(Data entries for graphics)
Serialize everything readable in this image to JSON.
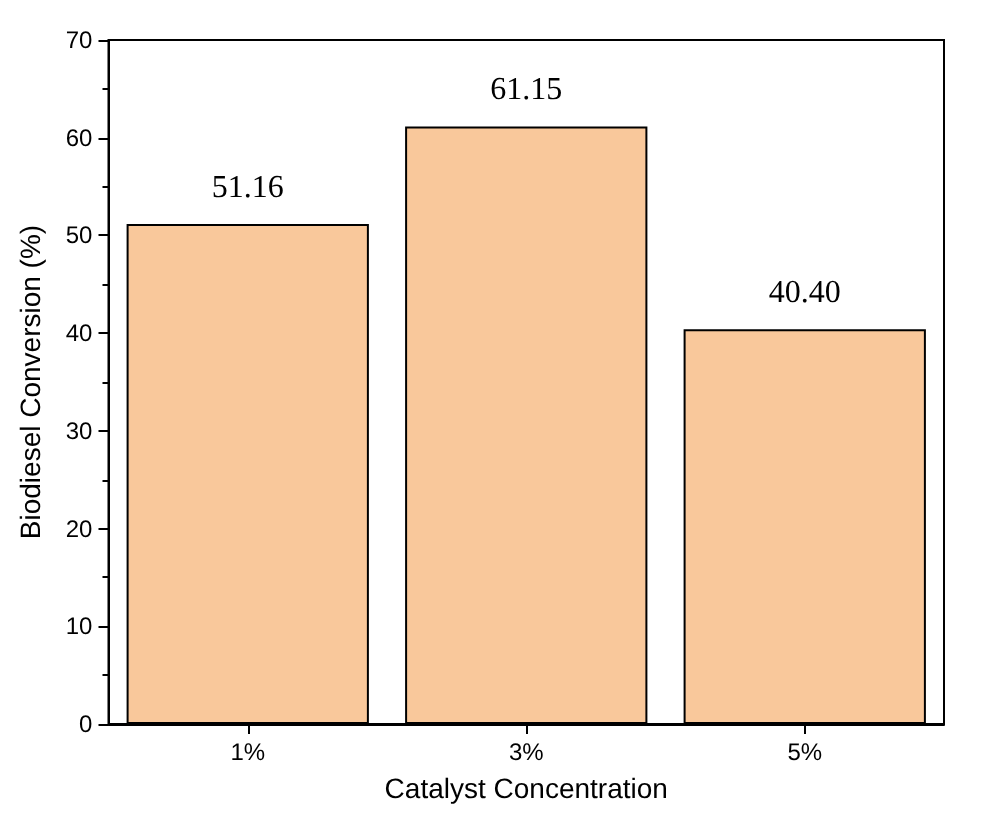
{
  "chart_data": {
    "type": "bar",
    "xlabel": "Catalyst Concentration",
    "ylabel": "Biodiesel Conversion (%)",
    "categories": [
      "1%",
      "3%",
      "5%"
    ],
    "values": [
      51.16,
      61.15,
      40.4
    ],
    "value_labels": [
      "51.16",
      "61.15",
      "40.40"
    ],
    "color": "#f9c89b",
    "ylim": [
      0,
      70
    ],
    "yticks": [
      0,
      10,
      20,
      30,
      40,
      50,
      60,
      70
    ],
    "grid": false
  }
}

• _Stated problem_: All the records need to be repeated exactly, with the images dropped.

• _Finished task_:
Serialize everything readable in this image to JSON.
{
  "chart_data": {
    "type": "bar",
    "xlabel": "Catalyst Concentration",
    "ylabel": "Biodiesel Conversion (%)",
    "categories": [
      "1%",
      "3%",
      "5%"
    ],
    "values": [
      51.16,
      61.15,
      40.4
    ],
    "value_labels": [
      "51.16",
      "61.15",
      "40.40"
    ],
    "color": "#f9c89b",
    "ylim": [
      0,
      70
    ],
    "yticks": [
      0,
      10,
      20,
      30,
      40,
      50,
      60,
      70
    ],
    "grid": false
  }
}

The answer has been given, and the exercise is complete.